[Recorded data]
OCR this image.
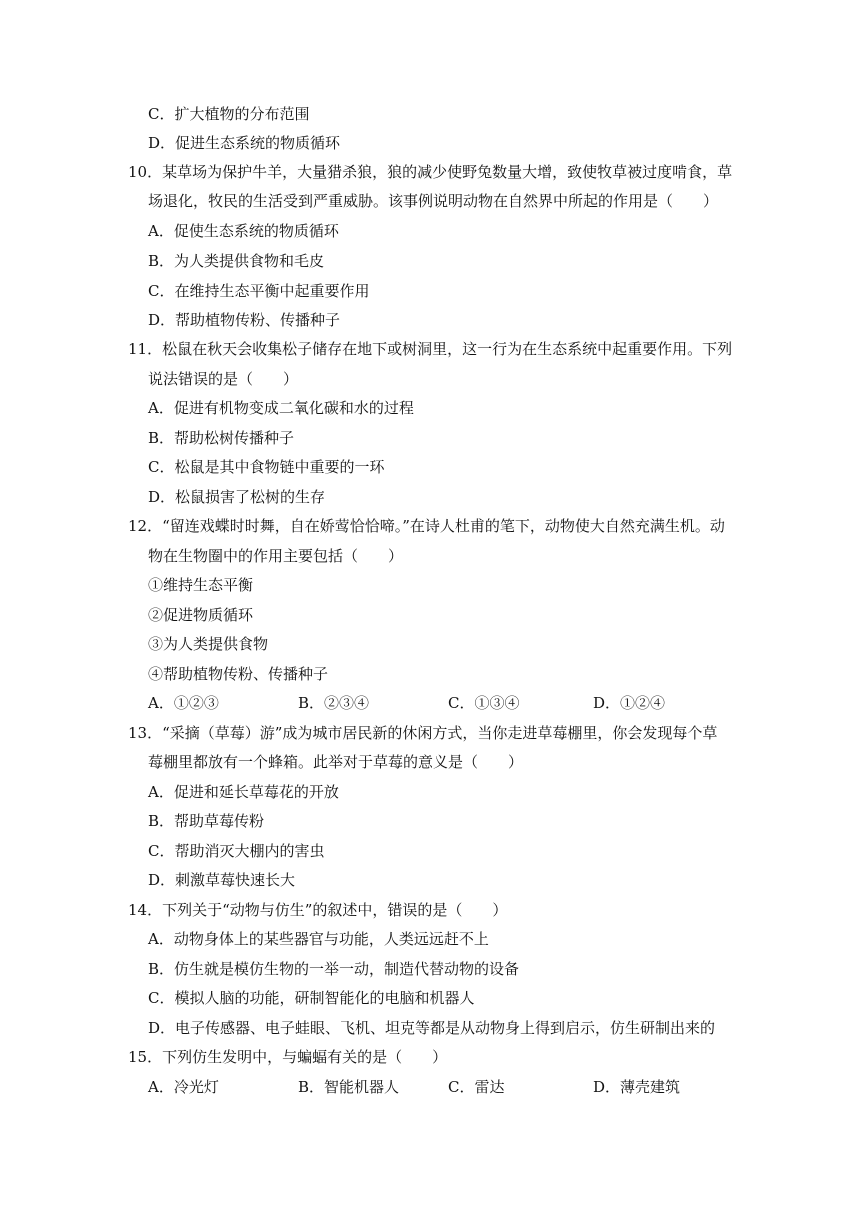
C．扩大植物的分布范围
D．促进生态系统的物质循环
10．某草场为保护牛羊，大量猎杀狼，狼的减少使野兔数量大增，致使牧草被过度啃食，草
场退化，牧民的生活受到严重威胁。该事例说明动物在自然界中所起的作用是（　　）
A．促使生态系统的物质循环
B．为人类提供食物和毛皮
C．在维持生态平衡中起重要作用
D．帮助植物传粉、传播种子
11．松鼠在秋天会收集松子储存在地下或树洞里，这一行为在生态系统中起重要作用。下列
说法错误的是（　　）
A．促进有机物变成二氧化碳和水的过程
B．帮助松树传播种子
C．松鼠是其中食物链中重要的一环
D．松鼠损害了松树的生存
12．“留连戏蝶时时舞，自在娇莺恰恰啼。”在诗人杜甫的笔下，动物使大自然充满生机。动
物在生物圈中的作用主要包括（　　）
①维持生态平衡
②促进物质循环
③为人类提供食物
④帮助植物传粉、传播种子
13．“采摘（草莓）游”成为城市居民新的休闲方式，当你走进草莓棚里，你会发现每个草
莓棚里都放有一个蜂箱。此举对于草莓的意义是（　　）
A．促进和延长草莓花的开放
B．帮助草莓传粉
C．帮助消灭大棚内的害虫
D．刺激草莓快速长大
14．下列关于“动物与仿生”的叙述中，错误的是（　　）
A．动物身体上的某些器官与功能，人类远远赶不上
B．仿生就是模仿生物的一举一动，制造代替动物的设备
C．模拟人脑的功能，研制智能化的电脑和机器人
D．电子传感器、电子蛙眼、飞机、坦克等都是从动物身上得到启示，仿生研制出来的
15．下列仿生发明中，与蝙蝠有关的是（　　）
A．①②③	B．②③④	C．①③④	D．①②④
A．冷光灯	B．智能机器人	C．雷达	D．薄壳建筑
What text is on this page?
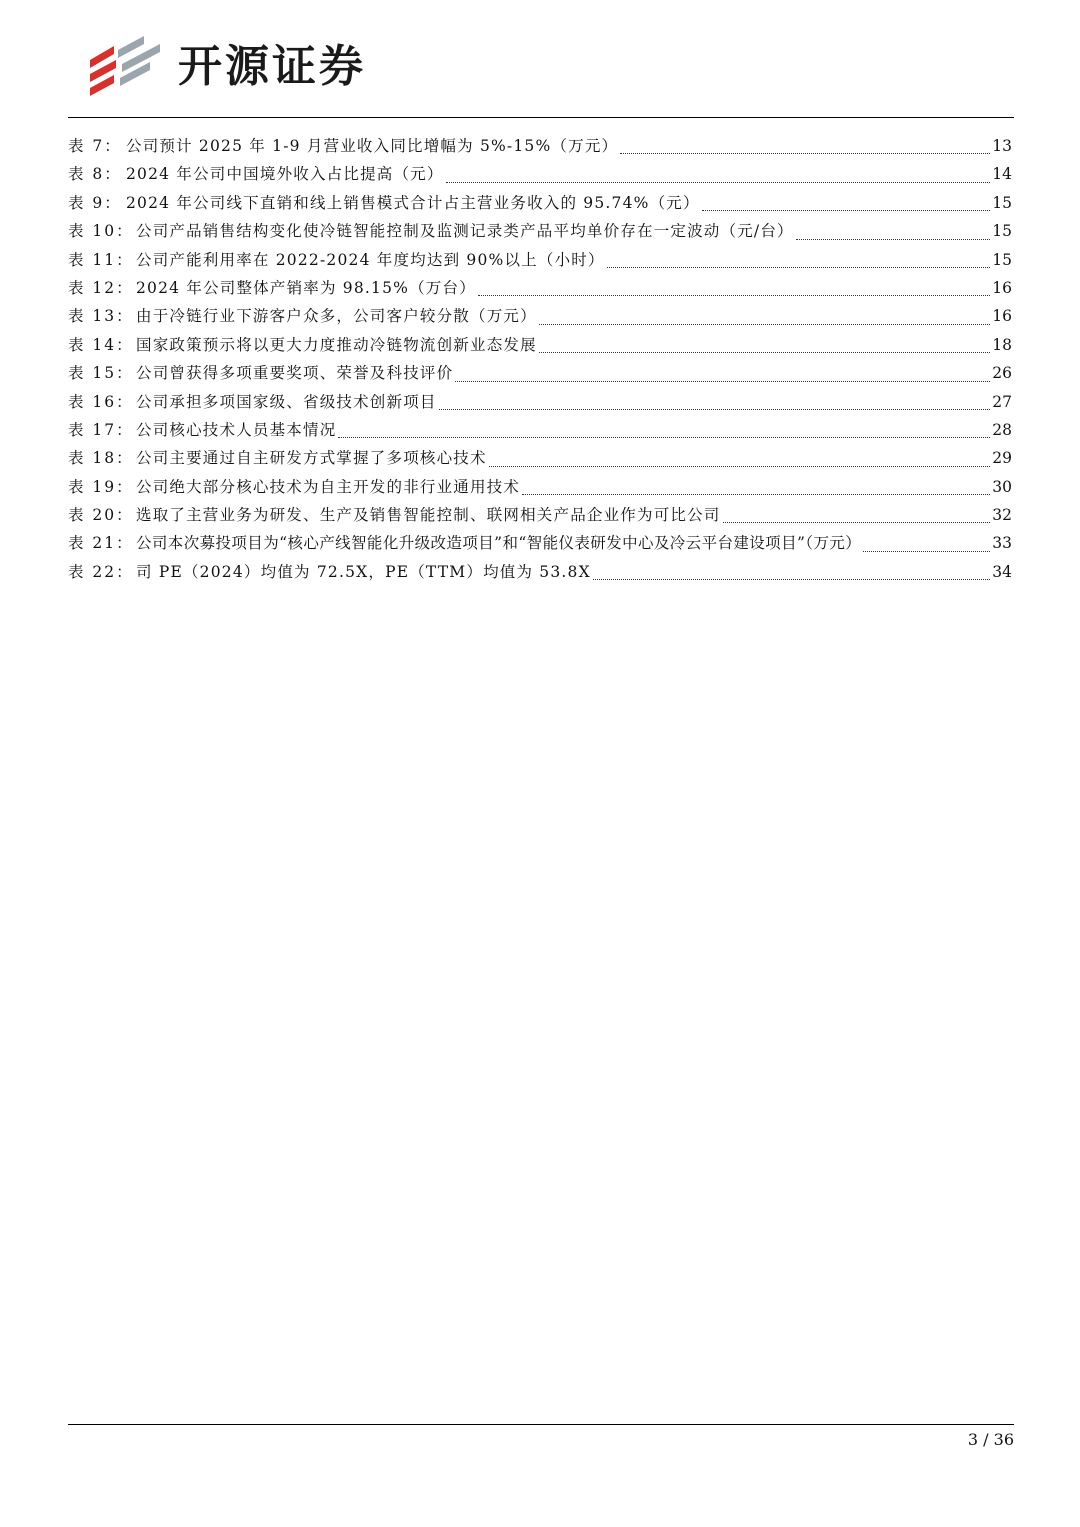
开源证券
表 7： 公司预计 2025 年 1-9 月营业收入同比增幅为 5%-15%（万元）	13
表 8： 2024 年公司中国境外收入占比提高（元）	14
表 9： 2024 年公司线下直销和线上销售模式合计占主营业务收入的 95.74%（元）	15
表 10： 公司产品销售结构变化使冷链智能控制及监测记录类产品平均单价存在一定波动（元/台）	15
表 11： 公司产能利用率在 2022-2024 年度均达到 90%以上（小时）	15
表 12： 2024 年公司整体产销率为 98.15%（万台）	16
表 13： 由于冷链行业下游客户众多，公司客户较分散（万元）	16
表 14： 国家政策预示将以更大力度推动冷链物流创新业态发展	18
表 15： 公司曾获得多项重要奖项、荣誉及科技评价	26
表 16： 公司承担多项国家级、省级技术创新项目	27
表 17： 公司核心技术人员基本情况	28
表 18： 公司主要通过自主研发方式掌握了多项核心技术	29
表 19： 公司绝大部分核心技术为自主开发的非行业通用技术	30
表 20： 选取了主营业务为研发、生产及销售智能控制、联网相关产品企业作为可比公司	32
表 21： 公司本次募投项目为“核心产线智能化升级改造项目”和“智能仪表研发中心及冷云平台建设项目”（万元）	33
表 22： 司 PE（2024）均值为 72.5X，PE（TTM）均值为 53.8X	34
3 / 36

== Exercise description ==
Copy each line above precisely, dropping the pictures.

== Result of the task ==
OCR this image.
C．扩大植物的分布范围
D．促进生态系统的物质循环
10．某草场为保护牛羊，大量猎杀狼，狼的减少使野兔数量大增，致使牧草被过度啃食，草
场退化，牧民的生活受到严重威胁。该事例说明动物在自然界中所起的作用是（　　）
A．促使生态系统的物质循环
B．为人类提供食物和毛皮
C．在维持生态平衡中起重要作用
D．帮助植物传粉、传播种子
11．松鼠在秋天会收集松子储存在地下或树洞里，这一行为在生态系统中起重要作用。下列
说法错误的是（　　）
A．促进有机物变成二氧化碳和水的过程
B．帮助松树传播种子
C．松鼠是其中食物链中重要的一环
D．松鼠损害了松树的生存
12．“留连戏蝶时时舞，自在娇莺恰恰啼。”在诗人杜甫的笔下，动物使大自然充满生机。动
物在生物圈中的作用主要包括（　　）
①维持生态平衡
②促进物质循环
③为人类提供食物
④帮助植物传粉、传播种子
13．“采摘（草莓）游”成为城市居民新的休闲方式，当你走进草莓棚里，你会发现每个草
莓棚里都放有一个蜂箱。此举对于草莓的意义是（　　）
A．促进和延长草莓花的开放
B．帮助草莓传粉
C．帮助消灭大棚内的害虫
D．刺激草莓快速长大
14．下列关于“动物与仿生”的叙述中，错误的是（　　）
A．动物身体上的某些器官与功能，人类远远赶不上
B．仿生就是模仿生物的一举一动，制造代替动物的设备
C．模拟人脑的功能，研制智能化的电脑和机器人
D．电子传感器、电子蛙眼、飞机、坦克等都是从动物身上得到启示，仿生研制出来的
15．下列仿生发明中，与蝙蝠有关的是（　　）
A．①②③	B．②③④	C．①③④	D．①②④
A．冷光灯	B．智能机器人	C．雷达	D．薄壳建筑
What text is on this page?
开源证券
表 7： 公司预计 2025 年 1-9 月营业收入同比增幅为 5%-15%（万元）	13
表 8： 2024 年公司中国境外收入占比提高（元）	14
表 9： 2024 年公司线下直销和线上销售模式合计占主营业务收入的 95.74%（元）	15
表 10： 公司产品销售结构变化使冷链智能控制及监测记录类产品平均单价存在一定波动（元/台）	15
表 11： 公司产能利用率在 2022-2024 年度均达到 90%以上（小时）	15
表 12： 2024 年公司整体产销率为 98.15%（万台）	16
表 13： 由于冷链行业下游客户众多，公司客户较分散（万元）	16
表 14： 国家政策预示将以更大力度推动冷链物流创新业态发展	18
表 15： 公司曾获得多项重要奖项、荣誉及科技评价	26
表 16： 公司承担多项国家级、省级技术创新项目	27
表 17： 公司核心技术人员基本情况	28
表 18： 公司主要通过自主研发方式掌握了多项核心技术	29
表 19： 公司绝大部分核心技术为自主开发的非行业通用技术	30
表 20： 选取了主营业务为研发、生产及销售智能控制、联网相关产品企业作为可比公司	32
表 21： 公司本次募投项目为“核心产线智能化升级改造项目”和“智能仪表研发中心及冷云平台建设项目”（万元）	33
表 22： 司 PE（2024）均值为 72.5X，PE（TTM）均值为 53.8X	34
3 / 36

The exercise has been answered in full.